The input:
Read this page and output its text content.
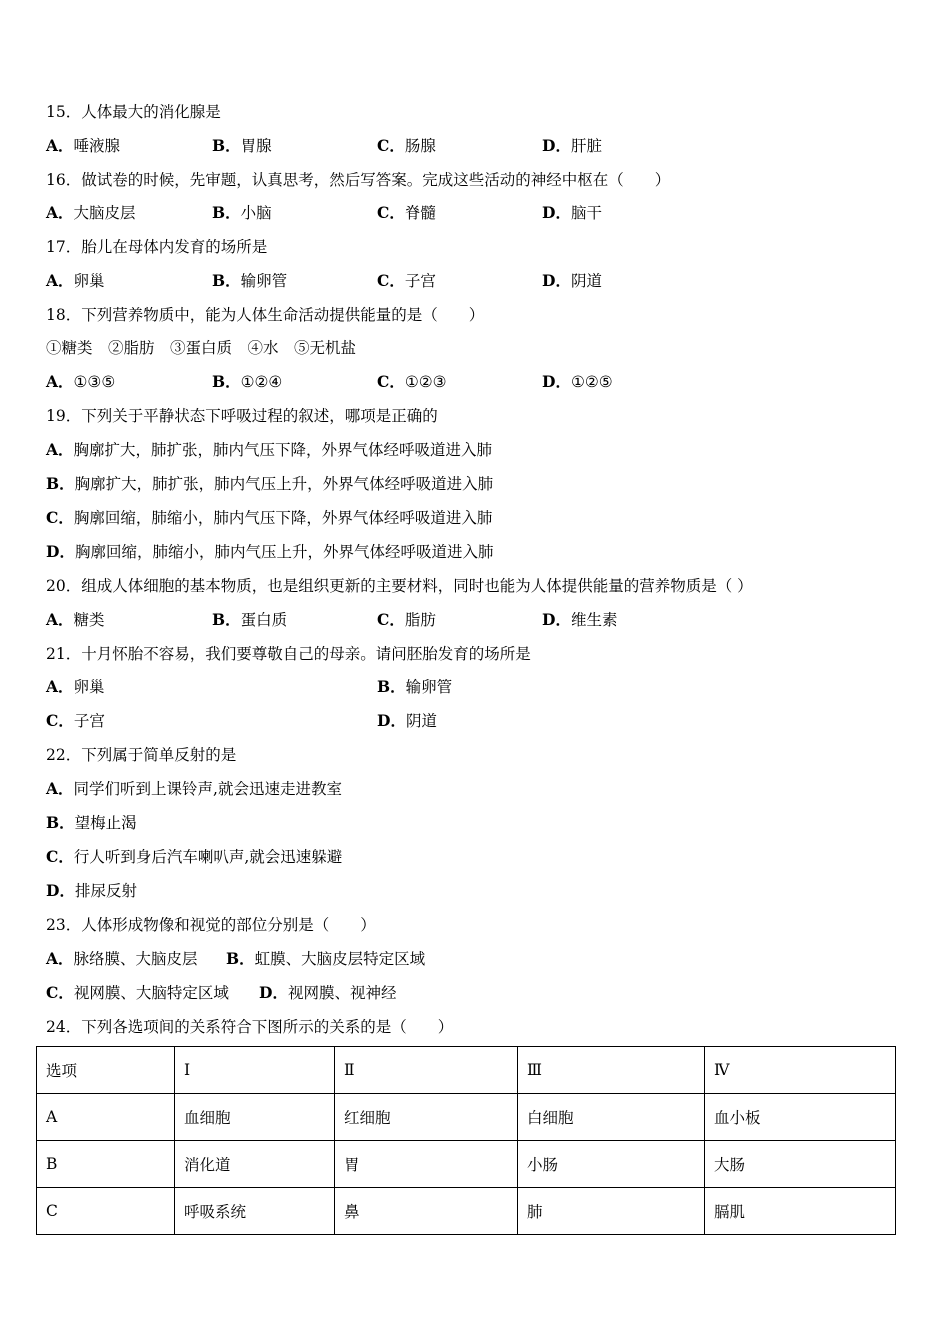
15．人体最大的消化腺是
A．唾液腺	B．胃腺	C．肠腺	D．肝脏
16．做试卷的时候，先审题，认真思考，然后写答案。完成这些活动的神经中枢在（　　）
A．大脑皮层	B．小脑	C．脊髓	D．脑干
17．胎儿在母体内发育的场所是
A．卵巢	B．输卵管	C．子宫	D．阴道
18．下列营养物质中，能为人体生命活动提供能量的是（　　）
①糖类　②脂肪　③蛋白质　④水　⑤无机盐
A．①③⑤	B．①②④	C．①②③	D．①②⑤
19．下列关于平静状态下呼吸过程的叙述，哪项是正确的
A．胸廓扩大，肺扩张，肺内气压下降，外界气体经呼吸道进入肺
B．胸廓扩大，肺扩张，肺内气压上升，外界气体经呼吸道进入肺
C．胸廓回缩，肺缩小，肺内气压下降，外界气体经呼吸道进入肺
D．胸廓回缩，肺缩小，肺内气压上升，外界气体经呼吸道进入肺
20．组成人体细胞的基本物质，也是组织更新的主要材料，同时也能为人体提供能量的营养物质是（ ）
A．糖类	B．蛋白质	C．脂肪	D．维生素
21．十月怀胎不容易，我们要尊敬自己的母亲。请问胚胎发育的场所是
A．卵巢	B．输卵管
C．子宫	D．阴道
22．下列属于简单反射的是
A．同学们听到上课铃声,就会迅速走进教室
B．望梅止渴
C．行人听到身后汽车喇叭声,就会迅速躲避
D．排尿反射
23．人体形成物像和视觉的部位分别是（　　）
A．脉络膜、大脑皮层 B．虹膜、大脑皮层特定区域
C．视网膜、大脑特定区域 D．视网膜、视神经
24．下列各选项间的关系符合下图所示的关系的是（　　）
选项	Ⅰ	Ⅱ	Ⅲ	Ⅳ
A	血细胞	红细胞	白细胞	血小板
B	消化道	胃	小肠	大肠
C	呼吸系统	鼻	肺	膈肌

Directive: Leave out the pictures and transcribe everything else exactly.

Full output:
Read this page and output its text content.
15．人体最大的消化腺是
A．唾液腺	B．胃腺	C．肠腺	D．肝脏
16．做试卷的时候，先审题，认真思考，然后写答案。完成这些活动的神经中枢在（　　）
A．大脑皮层	B．小脑	C．脊髓	D．脑干
17．胎儿在母体内发育的场所是
A．卵巢	B．输卵管	C．子宫	D．阴道
18．下列营养物质中，能为人体生命活动提供能量的是（　　）
①糖类　②脂肪　③蛋白质　④水　⑤无机盐
A．①③⑤	B．①②④	C．①②③	D．①②⑤
19．下列关于平静状态下呼吸过程的叙述，哪项是正确的
A．胸廓扩大，肺扩张，肺内气压下降，外界气体经呼吸道进入肺
B．胸廓扩大，肺扩张，肺内气压上升，外界气体经呼吸道进入肺
C．胸廓回缩，肺缩小，肺内气压下降，外界气体经呼吸道进入肺
D．胸廓回缩，肺缩小，肺内气压上升，外界气体经呼吸道进入肺
20．组成人体细胞的基本物质，也是组织更新的主要材料，同时也能为人体提供能量的营养物质是（ ）
A．糖类	B．蛋白质	C．脂肪	D．维生素
21．十月怀胎不容易，我们要尊敬自己的母亲。请问胚胎发育的场所是
A．卵巢	B．输卵管
C．子宫	D．阴道
22．下列属于简单反射的是
A．同学们听到上课铃声,就会迅速走进教室
B．望梅止渴
C．行人听到身后汽车喇叭声,就会迅速躲避
D．排尿反射
23．人体形成物像和视觉的部位分别是（　　）
A．脉络膜、大脑皮层 B．虹膜、大脑皮层特定区域
C．视网膜、大脑特定区域 D．视网膜、视神经
24．下列各选项间的关系符合下图所示的关系的是（　　）
选项	Ⅰ	Ⅱ	Ⅲ	Ⅳ
A	血细胞	红细胞	白细胞	血小板
B	消化道	胃	小肠	大肠
C	呼吸系统	鼻	肺	膈肌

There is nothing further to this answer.